Saved data entries:
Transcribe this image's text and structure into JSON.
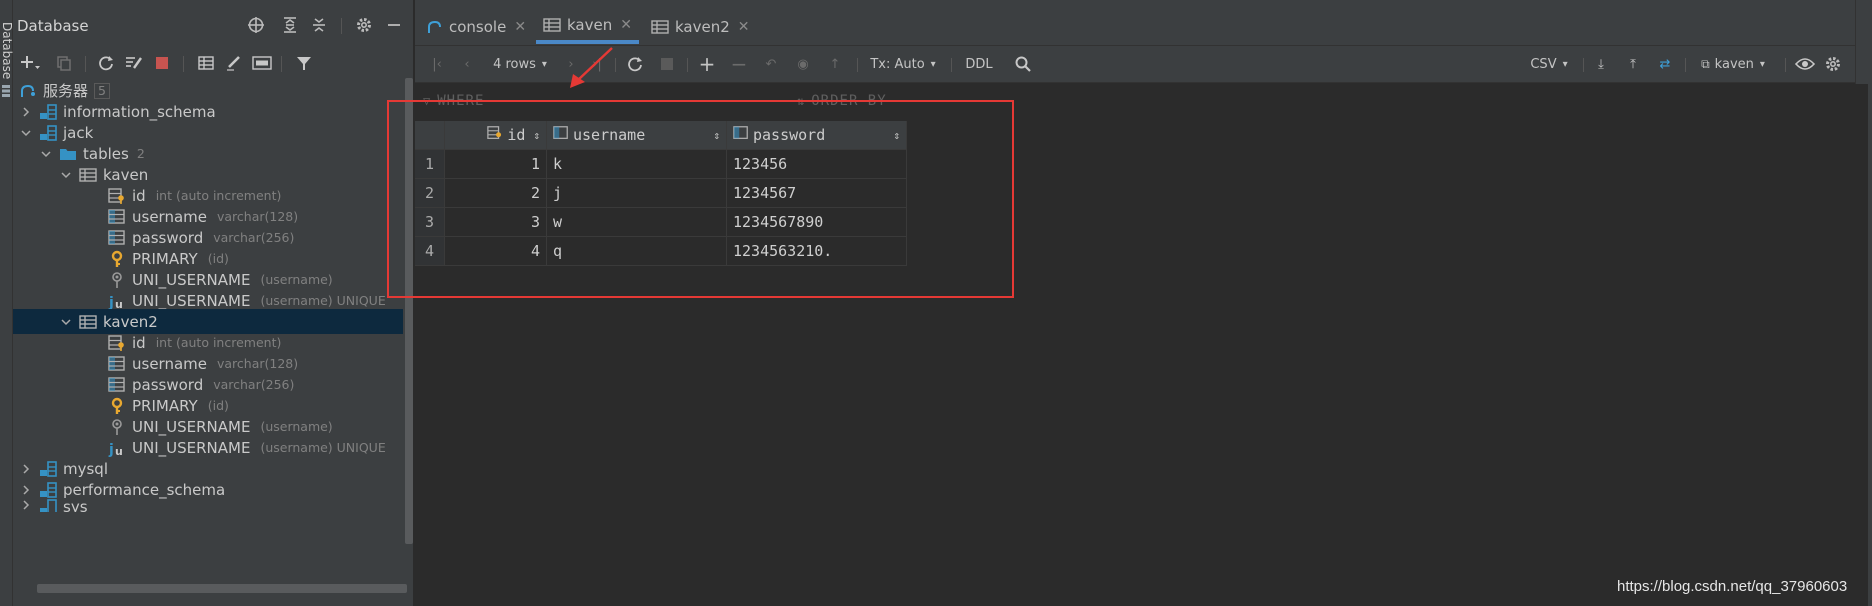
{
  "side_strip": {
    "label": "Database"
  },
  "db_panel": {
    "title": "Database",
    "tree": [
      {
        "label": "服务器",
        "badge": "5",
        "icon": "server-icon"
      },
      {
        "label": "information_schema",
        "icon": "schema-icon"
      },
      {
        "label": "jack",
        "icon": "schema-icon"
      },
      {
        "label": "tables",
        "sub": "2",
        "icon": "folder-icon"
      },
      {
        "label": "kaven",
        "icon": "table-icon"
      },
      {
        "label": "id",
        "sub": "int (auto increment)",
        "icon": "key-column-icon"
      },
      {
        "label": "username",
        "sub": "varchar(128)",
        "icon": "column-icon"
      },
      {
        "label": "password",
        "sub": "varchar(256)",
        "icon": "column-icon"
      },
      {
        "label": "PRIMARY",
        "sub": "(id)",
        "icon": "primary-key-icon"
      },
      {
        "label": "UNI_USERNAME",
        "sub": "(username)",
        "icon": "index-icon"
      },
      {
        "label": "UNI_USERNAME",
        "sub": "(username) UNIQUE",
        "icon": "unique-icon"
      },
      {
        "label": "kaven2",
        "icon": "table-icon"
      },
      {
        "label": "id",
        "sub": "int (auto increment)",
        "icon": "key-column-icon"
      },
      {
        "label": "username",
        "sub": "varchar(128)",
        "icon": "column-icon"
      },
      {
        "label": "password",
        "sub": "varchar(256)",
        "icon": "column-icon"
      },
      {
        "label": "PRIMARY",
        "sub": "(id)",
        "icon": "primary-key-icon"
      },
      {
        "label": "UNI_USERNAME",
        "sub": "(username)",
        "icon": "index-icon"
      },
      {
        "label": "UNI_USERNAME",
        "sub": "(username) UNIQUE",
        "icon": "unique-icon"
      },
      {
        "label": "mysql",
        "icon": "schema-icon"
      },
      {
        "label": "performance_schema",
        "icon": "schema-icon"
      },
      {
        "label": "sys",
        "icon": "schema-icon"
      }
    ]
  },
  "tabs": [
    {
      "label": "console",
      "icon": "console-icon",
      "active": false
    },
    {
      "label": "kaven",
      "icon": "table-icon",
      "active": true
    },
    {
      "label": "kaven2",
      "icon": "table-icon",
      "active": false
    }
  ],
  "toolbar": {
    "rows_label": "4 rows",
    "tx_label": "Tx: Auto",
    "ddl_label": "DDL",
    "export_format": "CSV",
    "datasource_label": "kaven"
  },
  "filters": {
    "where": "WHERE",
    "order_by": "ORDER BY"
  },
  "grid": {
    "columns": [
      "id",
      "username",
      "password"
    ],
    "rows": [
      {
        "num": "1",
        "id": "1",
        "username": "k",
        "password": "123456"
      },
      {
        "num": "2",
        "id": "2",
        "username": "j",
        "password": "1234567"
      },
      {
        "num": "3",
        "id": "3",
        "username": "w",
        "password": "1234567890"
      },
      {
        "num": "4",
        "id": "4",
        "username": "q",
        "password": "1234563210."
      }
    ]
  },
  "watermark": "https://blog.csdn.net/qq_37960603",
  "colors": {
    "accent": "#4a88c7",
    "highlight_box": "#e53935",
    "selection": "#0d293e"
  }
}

---

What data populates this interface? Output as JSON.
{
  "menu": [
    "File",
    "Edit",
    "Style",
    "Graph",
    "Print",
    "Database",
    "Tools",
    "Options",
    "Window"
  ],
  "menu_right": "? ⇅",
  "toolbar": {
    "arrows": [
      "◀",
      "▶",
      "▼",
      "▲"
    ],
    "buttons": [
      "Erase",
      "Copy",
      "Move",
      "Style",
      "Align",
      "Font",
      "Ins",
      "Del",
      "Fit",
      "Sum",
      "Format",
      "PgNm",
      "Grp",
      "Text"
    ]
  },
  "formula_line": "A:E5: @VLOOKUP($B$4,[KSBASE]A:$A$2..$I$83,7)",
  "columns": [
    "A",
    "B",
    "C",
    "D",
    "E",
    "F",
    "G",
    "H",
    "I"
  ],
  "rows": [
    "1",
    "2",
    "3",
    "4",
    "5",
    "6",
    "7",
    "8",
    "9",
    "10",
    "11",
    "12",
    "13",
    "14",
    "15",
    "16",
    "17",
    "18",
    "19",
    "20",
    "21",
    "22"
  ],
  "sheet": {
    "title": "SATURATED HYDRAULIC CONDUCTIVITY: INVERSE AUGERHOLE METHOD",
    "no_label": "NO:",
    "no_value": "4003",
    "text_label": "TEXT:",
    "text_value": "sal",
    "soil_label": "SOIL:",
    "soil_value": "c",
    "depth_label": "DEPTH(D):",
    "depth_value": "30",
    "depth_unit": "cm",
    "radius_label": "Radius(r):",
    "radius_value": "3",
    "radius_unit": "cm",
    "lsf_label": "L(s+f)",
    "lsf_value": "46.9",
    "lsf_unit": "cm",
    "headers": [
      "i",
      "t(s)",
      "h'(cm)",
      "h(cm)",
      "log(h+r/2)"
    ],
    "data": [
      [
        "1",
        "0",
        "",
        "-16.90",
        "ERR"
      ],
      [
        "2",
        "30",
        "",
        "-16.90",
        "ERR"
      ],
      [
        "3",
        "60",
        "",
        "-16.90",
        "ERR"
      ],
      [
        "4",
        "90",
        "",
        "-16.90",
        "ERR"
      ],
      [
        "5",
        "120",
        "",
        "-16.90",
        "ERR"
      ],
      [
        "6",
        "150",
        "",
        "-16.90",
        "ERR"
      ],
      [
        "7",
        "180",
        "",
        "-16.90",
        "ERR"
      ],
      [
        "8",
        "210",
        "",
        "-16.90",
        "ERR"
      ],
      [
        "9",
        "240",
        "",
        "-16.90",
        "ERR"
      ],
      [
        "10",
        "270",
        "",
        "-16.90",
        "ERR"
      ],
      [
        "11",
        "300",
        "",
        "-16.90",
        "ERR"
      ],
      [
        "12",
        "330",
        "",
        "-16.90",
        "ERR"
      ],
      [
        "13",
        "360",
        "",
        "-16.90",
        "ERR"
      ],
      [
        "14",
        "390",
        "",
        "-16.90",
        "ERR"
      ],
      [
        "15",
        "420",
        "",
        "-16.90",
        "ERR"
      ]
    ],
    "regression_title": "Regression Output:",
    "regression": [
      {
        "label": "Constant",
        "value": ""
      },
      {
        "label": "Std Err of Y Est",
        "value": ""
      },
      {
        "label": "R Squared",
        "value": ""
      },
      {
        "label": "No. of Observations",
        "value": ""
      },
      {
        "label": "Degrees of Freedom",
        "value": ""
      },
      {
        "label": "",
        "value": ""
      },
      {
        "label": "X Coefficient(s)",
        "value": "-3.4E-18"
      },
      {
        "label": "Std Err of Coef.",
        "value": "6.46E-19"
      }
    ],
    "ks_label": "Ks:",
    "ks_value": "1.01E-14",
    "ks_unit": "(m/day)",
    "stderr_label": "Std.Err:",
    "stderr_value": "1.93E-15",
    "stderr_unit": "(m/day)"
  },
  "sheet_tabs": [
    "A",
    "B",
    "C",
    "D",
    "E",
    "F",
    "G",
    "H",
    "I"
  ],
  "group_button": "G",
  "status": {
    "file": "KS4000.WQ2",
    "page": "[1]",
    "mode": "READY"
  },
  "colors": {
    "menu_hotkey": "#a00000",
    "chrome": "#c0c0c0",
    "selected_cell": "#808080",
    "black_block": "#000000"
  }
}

§ EXERCISE AIM
Every line containing the string "Database" must be listed.

§ ANSWER TO THIS EXERCISE
    "label": "Database"
    "title": "Database",
    "Database",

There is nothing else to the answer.